[start RECORDS FOR THE EXERCISE]
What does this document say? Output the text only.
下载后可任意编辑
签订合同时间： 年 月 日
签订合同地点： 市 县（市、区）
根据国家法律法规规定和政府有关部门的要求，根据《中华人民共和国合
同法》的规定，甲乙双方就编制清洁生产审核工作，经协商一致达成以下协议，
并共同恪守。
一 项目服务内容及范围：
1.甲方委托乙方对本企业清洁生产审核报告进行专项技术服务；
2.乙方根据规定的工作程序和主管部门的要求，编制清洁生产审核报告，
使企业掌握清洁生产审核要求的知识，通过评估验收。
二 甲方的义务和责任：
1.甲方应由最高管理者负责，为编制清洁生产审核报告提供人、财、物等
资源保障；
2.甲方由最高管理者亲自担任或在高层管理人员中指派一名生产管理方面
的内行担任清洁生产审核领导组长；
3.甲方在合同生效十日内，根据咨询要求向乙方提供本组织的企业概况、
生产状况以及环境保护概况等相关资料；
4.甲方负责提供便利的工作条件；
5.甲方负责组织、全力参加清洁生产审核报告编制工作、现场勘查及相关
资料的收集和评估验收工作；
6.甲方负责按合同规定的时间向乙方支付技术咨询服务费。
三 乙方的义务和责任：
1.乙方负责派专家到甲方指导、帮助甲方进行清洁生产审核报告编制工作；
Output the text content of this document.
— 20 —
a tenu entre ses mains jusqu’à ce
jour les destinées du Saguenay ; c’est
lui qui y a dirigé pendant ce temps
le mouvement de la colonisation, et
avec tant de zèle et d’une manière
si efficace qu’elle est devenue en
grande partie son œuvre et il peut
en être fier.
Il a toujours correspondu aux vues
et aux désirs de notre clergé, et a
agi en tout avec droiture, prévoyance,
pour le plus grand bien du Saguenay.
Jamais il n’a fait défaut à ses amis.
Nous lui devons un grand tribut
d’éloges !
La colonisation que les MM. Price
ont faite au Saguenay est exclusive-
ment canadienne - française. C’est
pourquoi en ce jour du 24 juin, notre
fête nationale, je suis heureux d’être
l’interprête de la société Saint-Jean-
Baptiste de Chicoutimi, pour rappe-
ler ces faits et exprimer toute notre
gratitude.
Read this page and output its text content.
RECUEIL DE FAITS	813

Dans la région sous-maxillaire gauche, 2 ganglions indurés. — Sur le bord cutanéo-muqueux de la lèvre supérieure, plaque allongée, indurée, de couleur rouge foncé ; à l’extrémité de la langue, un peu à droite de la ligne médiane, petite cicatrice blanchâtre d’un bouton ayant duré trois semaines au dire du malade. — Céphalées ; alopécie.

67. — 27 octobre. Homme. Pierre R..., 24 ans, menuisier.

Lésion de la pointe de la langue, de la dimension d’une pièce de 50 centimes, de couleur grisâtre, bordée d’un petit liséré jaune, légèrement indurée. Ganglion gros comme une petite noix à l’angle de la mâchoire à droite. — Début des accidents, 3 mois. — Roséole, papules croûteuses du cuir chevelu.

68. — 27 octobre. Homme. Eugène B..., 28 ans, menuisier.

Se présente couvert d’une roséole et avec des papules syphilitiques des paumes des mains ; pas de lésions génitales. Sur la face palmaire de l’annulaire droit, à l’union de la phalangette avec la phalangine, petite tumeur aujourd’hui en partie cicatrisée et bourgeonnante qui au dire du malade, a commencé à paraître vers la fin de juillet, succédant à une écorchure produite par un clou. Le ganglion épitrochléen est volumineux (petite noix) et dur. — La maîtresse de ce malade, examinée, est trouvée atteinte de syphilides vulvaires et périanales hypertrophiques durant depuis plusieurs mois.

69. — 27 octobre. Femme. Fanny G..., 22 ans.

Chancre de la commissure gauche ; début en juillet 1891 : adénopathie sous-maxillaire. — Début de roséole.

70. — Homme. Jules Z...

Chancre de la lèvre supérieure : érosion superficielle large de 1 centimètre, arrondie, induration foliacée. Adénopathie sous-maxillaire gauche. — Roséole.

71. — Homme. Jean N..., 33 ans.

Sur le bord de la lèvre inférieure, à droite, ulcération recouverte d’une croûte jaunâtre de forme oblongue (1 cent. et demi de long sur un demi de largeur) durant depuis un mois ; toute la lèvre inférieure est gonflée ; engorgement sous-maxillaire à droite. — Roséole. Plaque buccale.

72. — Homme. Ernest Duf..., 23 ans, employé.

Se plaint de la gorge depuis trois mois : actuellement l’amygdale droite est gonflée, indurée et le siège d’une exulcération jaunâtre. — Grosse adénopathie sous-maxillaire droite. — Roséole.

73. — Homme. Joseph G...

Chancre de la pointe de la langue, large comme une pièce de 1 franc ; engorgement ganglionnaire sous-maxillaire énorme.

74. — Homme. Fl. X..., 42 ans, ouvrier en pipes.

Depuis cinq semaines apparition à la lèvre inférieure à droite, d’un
[end RECORDS FOR THE EXERCISE]
PROBLEM TO SOLVE –
Write the whole listing out again. Keep every line exactly as it is.

OUTPUT BELOW –
What does this document say? Output the text only.
下载后可任意编辑
签订合同时间： 年 月 日
签订合同地点： 市 县（市、区）
根据国家法律法规规定和政府有关部门的要求，根据《中华人民共和国合
同法》的规定，甲乙双方就编制清洁生产审核工作，经协商一致达成以下协议，
并共同恪守。
一 项目服务内容及范围：
1.甲方委托乙方对本企业清洁生产审核报告进行专项技术服务；
2.乙方根据规定的工作程序和主管部门的要求，编制清洁生产审核报告，
使企业掌握清洁生产审核要求的知识，通过评估验收。
二 甲方的义务和责任：
1.甲方应由最高管理者负责，为编制清洁生产审核报告提供人、财、物等
资源保障；
2.甲方由最高管理者亲自担任或在高层管理人员中指派一名生产管理方面
的内行担任清洁生产审核领导组长；
3.甲方在合同生效十日内，根据咨询要求向乙方提供本组织的企业概况、
生产状况以及环境保护概况等相关资料；
4.甲方负责提供便利的工作条件；
5.甲方负责组织、全力参加清洁生产审核报告编制工作、现场勘查及相关
资料的收集和评估验收工作；
6.甲方负责按合同规定的时间向乙方支付技术咨询服务费。
三 乙方的义务和责任：
1.乙方负责派专家到甲方指导、帮助甲方进行清洁生产审核报告编制工作；
Output the text content of this document.
— 20 —
a tenu entre ses mains jusqu’à ce
jour les destinées du Saguenay ; c’est
lui qui y a dirigé pendant ce temps
le mouvement de la colonisation, et
avec tant de zèle et d’une manière
si efficace qu’elle est devenue en
grande partie son œuvre et il peut
en être fier.
Il a toujours correspondu aux vues
et aux désirs de notre clergé, et a
agi en tout avec droiture, prévoyance,
pour le plus grand bien du Saguenay.
Jamais il n’a fait défaut à ses amis.
Nous lui devons un grand tribut
d’éloges !
La colonisation que les MM. Price
ont faite au Saguenay est exclusive-
ment canadienne - française. C’est
pourquoi en ce jour du 24 juin, notre
fête nationale, je suis heureux d’être
l’interprête de la société Saint-Jean-
Baptiste de Chicoutimi, pour rappe-
ler ces faits et exprimer toute notre
gratitude.
Read this page and output its text content.
RECUEIL DE FAITS	813

Dans la région sous-maxillaire gauche, 2 ganglions indurés. — Sur le bord cutanéo-muqueux de la lèvre supérieure, plaque allongée, indurée, de couleur rouge foncé ; à l’extrémité de la langue, un peu à droite de la ligne médiane, petite cicatrice blanchâtre d’un bouton ayant duré trois semaines au dire du malade. — Céphalées ; alopécie.

67. — 27 octobre. Homme. Pierre R..., 24 ans, menuisier.

Lésion de la pointe de la langue, de la dimension d’une pièce de 50 centimes, de couleur grisâtre, bordée d’un petit liséré jaune, légèrement indurée. Ganglion gros comme une petite noix à l’angle de la mâchoire à droite. — Début des accidents, 3 mois. — Roséole, papules croûteuses du cuir chevelu.

68. — 27 octobre. Homme. Eugène B..., 28 ans, menuisier.

Se présente couvert d’une roséole et avec des papules syphilitiques des paumes des mains ; pas de lésions génitales. Sur la face palmaire de l’annulaire droit, à l’union de la phalangette avec la phalangine, petite tumeur aujourd’hui en partie cicatrisée et bourgeonnante qui au dire du malade, a commencé à paraître vers la fin de juillet, succédant à une écorchure produite par un clou. Le ganglion épitrochléen est volumineux (petite noix) et dur. — La maîtresse de ce malade, examinée, est trouvée atteinte de syphilides vulvaires et périanales hypertrophiques durant depuis plusieurs mois.

69. — 27 octobre. Femme. Fanny G..., 22 ans.

Chancre de la commissure gauche ; début en juillet 1891 : adénopathie sous-maxillaire. — Début de roséole.

70. — Homme. Jules Z...

Chancre de la lèvre supérieure : érosion superficielle large de 1 centimètre, arrondie, induration foliacée. Adénopathie sous-maxillaire gauche. — Roséole.

71. — Homme. Jean N..., 33 ans.

Sur le bord de la lèvre inférieure, à droite, ulcération recouverte d’une croûte jaunâtre de forme oblongue (1 cent. et demi de long sur un demi de largeur) durant depuis un mois ; toute la lèvre inférieure est gonflée ; engorgement sous-maxillaire à droite. — Roséole. Plaque buccale.

72. — Homme. Ernest Duf..., 23 ans, employé.

Se plaint de la gorge depuis trois mois : actuellement l’amygdale droite est gonflée, indurée et le siège d’une exulcération jaunâtre. — Grosse adénopathie sous-maxillaire droite. — Roséole.

73. — Homme. Joseph G...

Chancre de la pointe de la langue, large comme une pièce de 1 franc ; engorgement ganglionnaire sous-maxillaire énorme.

74. — Homme. Fl. X..., 42 ans, ouvrier en pipes.

Depuis cinq semaines apparition à la lèvre inférieure à droite, d’un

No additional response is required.